_EXERCISE_. Go through the records and show each line where the word "data" occurs.

_MATERIAL_.
********************

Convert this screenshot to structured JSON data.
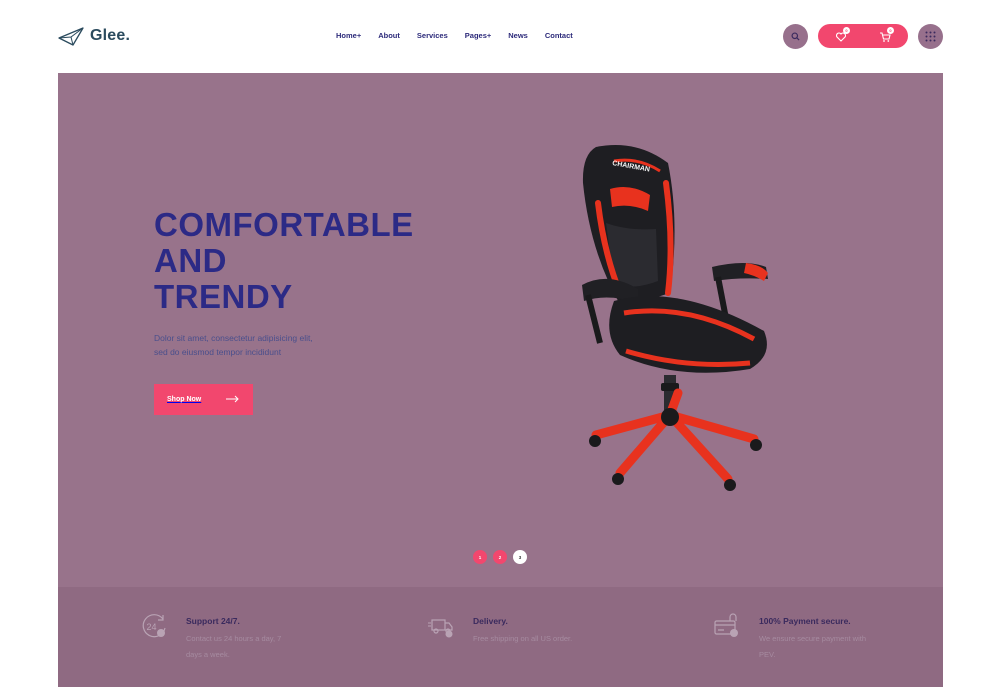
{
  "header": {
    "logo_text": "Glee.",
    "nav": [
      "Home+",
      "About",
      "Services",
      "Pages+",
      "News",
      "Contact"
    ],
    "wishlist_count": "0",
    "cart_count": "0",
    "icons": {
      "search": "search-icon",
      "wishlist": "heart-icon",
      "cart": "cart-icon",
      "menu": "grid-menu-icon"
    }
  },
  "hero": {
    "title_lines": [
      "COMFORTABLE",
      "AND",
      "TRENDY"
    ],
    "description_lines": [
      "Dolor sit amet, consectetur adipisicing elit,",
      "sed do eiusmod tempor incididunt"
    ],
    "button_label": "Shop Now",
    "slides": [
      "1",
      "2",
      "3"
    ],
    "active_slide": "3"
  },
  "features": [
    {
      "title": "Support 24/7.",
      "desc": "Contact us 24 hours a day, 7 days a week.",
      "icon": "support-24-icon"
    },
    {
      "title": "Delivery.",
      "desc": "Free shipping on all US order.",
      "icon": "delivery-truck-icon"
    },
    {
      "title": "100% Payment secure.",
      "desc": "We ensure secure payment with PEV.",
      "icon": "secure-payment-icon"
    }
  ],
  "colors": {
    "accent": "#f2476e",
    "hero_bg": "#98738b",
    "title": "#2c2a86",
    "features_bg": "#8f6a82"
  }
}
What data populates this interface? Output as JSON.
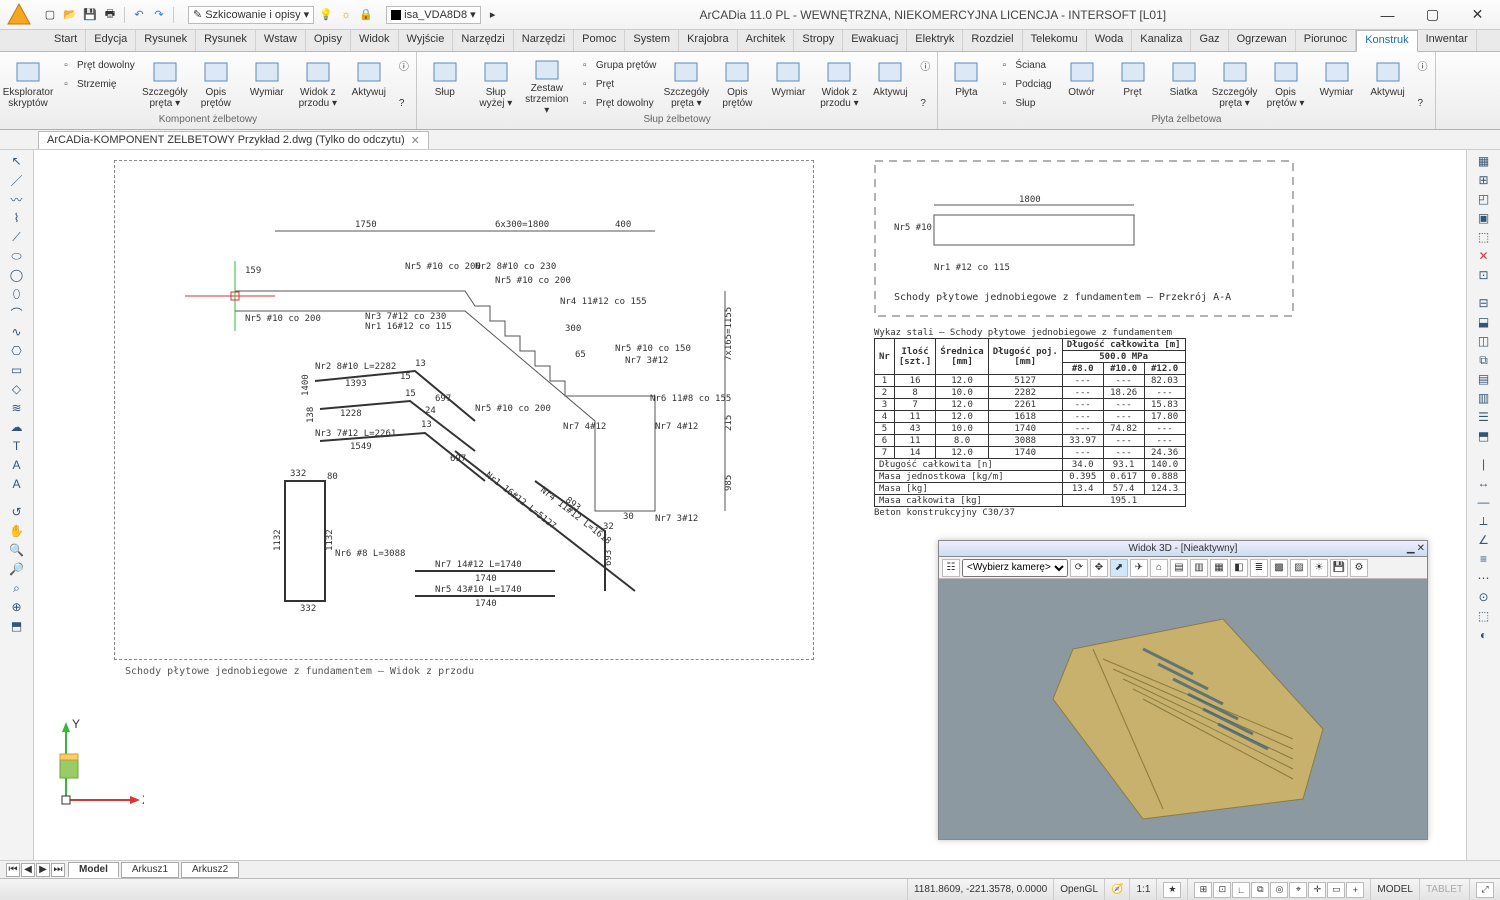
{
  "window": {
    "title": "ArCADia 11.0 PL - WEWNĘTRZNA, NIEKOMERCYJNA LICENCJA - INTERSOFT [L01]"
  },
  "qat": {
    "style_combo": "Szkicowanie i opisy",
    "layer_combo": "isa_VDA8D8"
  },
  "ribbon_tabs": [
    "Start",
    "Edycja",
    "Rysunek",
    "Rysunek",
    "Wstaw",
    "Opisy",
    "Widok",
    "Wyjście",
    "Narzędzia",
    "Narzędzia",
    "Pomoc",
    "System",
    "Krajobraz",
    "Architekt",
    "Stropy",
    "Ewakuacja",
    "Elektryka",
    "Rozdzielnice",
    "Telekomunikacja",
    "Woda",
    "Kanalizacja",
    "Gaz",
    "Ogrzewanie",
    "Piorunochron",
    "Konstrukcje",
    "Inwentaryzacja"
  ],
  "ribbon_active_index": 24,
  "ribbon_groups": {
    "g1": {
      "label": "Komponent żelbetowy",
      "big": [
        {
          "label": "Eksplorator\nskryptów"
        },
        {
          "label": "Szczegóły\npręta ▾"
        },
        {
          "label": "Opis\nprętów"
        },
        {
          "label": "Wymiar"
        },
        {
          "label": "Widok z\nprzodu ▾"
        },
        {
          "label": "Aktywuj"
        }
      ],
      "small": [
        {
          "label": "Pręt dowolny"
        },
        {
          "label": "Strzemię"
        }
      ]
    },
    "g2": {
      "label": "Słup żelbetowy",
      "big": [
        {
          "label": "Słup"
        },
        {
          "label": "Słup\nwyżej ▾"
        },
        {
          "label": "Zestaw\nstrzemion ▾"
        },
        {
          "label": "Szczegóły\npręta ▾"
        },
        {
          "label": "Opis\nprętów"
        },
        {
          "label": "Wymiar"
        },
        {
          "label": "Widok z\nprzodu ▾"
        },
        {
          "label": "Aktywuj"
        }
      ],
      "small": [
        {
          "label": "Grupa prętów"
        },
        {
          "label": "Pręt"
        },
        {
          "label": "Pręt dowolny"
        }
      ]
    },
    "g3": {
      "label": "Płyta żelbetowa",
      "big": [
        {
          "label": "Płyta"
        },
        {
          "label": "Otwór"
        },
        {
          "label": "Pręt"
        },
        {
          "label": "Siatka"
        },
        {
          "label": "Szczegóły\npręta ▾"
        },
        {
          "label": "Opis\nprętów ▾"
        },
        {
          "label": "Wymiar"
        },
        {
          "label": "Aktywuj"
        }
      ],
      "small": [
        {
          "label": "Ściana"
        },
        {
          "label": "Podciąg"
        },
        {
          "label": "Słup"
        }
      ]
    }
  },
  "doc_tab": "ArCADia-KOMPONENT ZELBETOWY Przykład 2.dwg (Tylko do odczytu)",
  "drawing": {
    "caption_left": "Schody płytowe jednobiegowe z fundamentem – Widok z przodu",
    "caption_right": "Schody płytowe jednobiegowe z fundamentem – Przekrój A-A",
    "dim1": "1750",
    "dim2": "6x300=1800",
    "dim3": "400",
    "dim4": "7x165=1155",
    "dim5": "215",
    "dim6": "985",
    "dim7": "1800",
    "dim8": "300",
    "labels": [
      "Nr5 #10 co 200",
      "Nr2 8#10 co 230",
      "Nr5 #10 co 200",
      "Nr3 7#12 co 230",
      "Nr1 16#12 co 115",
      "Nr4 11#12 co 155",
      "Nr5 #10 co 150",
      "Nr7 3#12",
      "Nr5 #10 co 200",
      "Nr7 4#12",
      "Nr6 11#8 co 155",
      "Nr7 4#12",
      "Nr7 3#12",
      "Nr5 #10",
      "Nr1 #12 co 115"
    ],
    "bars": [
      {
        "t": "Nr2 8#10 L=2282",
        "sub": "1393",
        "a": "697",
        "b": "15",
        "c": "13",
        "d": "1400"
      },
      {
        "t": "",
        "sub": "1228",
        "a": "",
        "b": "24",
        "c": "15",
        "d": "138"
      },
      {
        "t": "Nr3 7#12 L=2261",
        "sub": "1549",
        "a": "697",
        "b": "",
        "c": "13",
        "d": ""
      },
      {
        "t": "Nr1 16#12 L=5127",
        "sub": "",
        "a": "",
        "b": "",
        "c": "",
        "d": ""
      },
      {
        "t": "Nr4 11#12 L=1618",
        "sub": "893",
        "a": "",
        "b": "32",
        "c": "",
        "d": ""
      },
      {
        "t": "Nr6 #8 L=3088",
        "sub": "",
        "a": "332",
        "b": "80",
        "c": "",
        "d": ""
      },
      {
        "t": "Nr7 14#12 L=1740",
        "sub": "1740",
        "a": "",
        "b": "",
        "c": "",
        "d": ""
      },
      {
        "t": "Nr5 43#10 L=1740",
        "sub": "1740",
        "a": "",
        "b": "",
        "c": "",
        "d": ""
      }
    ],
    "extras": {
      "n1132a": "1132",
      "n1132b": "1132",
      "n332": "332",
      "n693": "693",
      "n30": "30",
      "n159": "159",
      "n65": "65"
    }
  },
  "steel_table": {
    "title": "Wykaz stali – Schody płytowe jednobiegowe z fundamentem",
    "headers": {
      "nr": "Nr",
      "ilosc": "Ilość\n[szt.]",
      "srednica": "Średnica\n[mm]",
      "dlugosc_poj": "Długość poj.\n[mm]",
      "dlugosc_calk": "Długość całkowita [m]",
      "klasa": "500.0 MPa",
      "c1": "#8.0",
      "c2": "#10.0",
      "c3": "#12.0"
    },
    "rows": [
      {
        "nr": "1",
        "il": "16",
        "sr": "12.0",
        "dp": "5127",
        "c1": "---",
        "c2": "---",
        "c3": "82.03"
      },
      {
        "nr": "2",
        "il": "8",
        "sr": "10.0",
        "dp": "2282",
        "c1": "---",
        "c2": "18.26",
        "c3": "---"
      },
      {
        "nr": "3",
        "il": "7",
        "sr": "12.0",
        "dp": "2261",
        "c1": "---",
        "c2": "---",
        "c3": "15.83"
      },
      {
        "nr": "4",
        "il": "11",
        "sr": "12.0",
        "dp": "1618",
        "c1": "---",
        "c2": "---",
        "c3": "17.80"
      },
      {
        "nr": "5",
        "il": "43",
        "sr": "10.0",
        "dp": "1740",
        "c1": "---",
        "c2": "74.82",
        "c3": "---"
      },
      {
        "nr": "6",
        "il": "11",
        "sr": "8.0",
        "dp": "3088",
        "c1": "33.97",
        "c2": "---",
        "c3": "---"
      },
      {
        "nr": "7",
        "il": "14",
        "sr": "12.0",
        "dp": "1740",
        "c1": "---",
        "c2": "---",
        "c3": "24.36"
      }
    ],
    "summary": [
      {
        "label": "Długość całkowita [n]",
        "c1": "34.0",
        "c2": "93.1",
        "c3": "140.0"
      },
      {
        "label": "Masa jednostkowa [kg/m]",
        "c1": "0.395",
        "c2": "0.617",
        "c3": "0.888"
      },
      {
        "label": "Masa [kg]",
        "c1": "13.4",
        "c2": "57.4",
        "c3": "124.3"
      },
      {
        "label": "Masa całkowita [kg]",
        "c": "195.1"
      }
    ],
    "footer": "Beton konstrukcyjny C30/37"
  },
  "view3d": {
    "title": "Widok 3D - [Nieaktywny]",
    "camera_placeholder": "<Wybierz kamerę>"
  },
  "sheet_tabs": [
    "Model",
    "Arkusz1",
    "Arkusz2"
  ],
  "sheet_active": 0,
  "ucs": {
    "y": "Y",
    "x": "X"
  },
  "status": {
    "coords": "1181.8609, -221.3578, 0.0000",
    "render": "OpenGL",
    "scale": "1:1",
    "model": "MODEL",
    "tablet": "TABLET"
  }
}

********************

_EXPECTED ANSWER_.
Convert this screenshot to structured JSON data.
What data populates this interface? Output as JSON.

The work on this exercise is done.